--- Data section ---

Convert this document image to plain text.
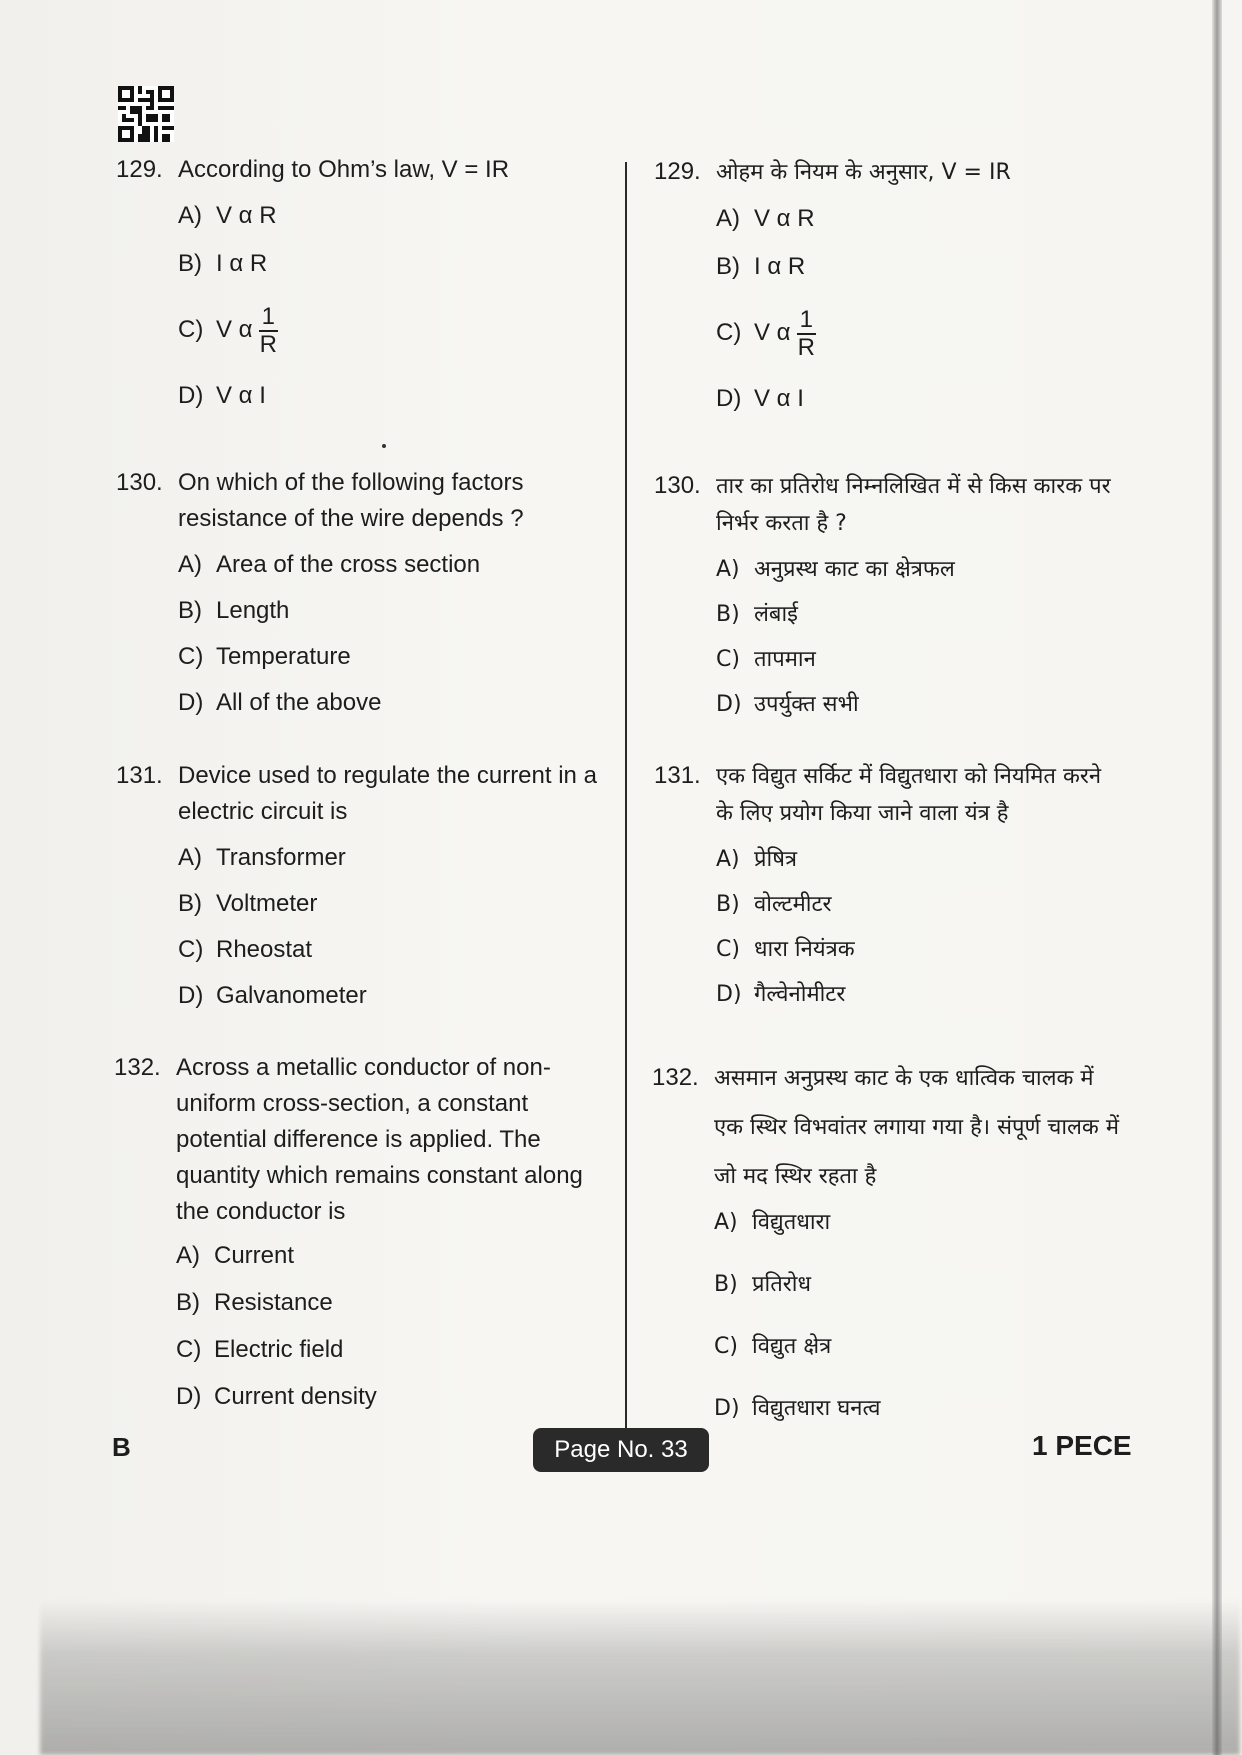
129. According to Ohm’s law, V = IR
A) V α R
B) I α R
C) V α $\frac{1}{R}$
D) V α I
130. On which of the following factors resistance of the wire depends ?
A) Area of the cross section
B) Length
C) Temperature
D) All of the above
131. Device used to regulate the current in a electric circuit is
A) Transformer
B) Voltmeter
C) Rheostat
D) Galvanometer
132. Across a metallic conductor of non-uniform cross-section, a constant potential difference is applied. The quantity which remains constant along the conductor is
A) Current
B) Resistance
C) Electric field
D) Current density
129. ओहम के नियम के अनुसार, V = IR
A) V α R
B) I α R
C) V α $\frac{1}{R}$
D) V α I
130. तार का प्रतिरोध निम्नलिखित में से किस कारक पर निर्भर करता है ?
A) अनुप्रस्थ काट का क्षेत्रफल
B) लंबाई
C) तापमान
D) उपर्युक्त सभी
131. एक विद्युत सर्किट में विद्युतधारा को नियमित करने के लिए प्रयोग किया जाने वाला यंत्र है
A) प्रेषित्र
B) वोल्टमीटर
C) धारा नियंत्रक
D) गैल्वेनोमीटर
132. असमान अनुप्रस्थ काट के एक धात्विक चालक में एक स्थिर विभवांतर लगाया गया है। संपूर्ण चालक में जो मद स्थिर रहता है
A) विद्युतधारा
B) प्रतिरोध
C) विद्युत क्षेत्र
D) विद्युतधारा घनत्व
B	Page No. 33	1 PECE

--- Task details ---
All the lines above are to be given again exactly as they read, with the pictures removed.

--- Solved exercise ---
Convert this document image to plain text.
129. According to Ohm’s law, V = IR
A) V α R
B) I α R
C) V α $\frac{1}{R}$
D) V α I
130. On which of the following factors resistance of the wire depends ?
A) Area of the cross section
B) Length
C) Temperature
D) All of the above
131. Device used to regulate the current in a electric circuit is
A) Transformer
B) Voltmeter
C) Rheostat
D) Galvanometer
132. Across a metallic conductor of non-uniform cross-section, a constant potential difference is applied. The quantity which remains constant along the conductor is
A) Current
B) Resistance
C) Electric field
D) Current density
129. ओहम के नियम के अनुसार, V = IR
A) V α R
B) I α R
C) V α $\frac{1}{R}$
D) V α I
130. तार का प्रतिरोध निम्नलिखित में से किस कारक पर निर्भर करता है ?
A) अनुप्रस्थ काट का क्षेत्रफल
B) लंबाई
C) तापमान
D) उपर्युक्त सभी
131. एक विद्युत सर्किट में विद्युतधारा को नियमित करने के लिए प्रयोग किया जाने वाला यंत्र है
A) प्रेषित्र
B) वोल्टमीटर
C) धारा नियंत्रक
D) गैल्वेनोमीटर
132. असमान अनुप्रस्थ काट के एक धात्विक चालक में एक स्थिर विभवांतर लगाया गया है। संपूर्ण चालक में जो मद स्थिर रहता है
A) विद्युतधारा
B) प्रतिरोध
C) विद्युत क्षेत्र
D) विद्युतधारा घनत्व
B	Page No. 33	1 PECE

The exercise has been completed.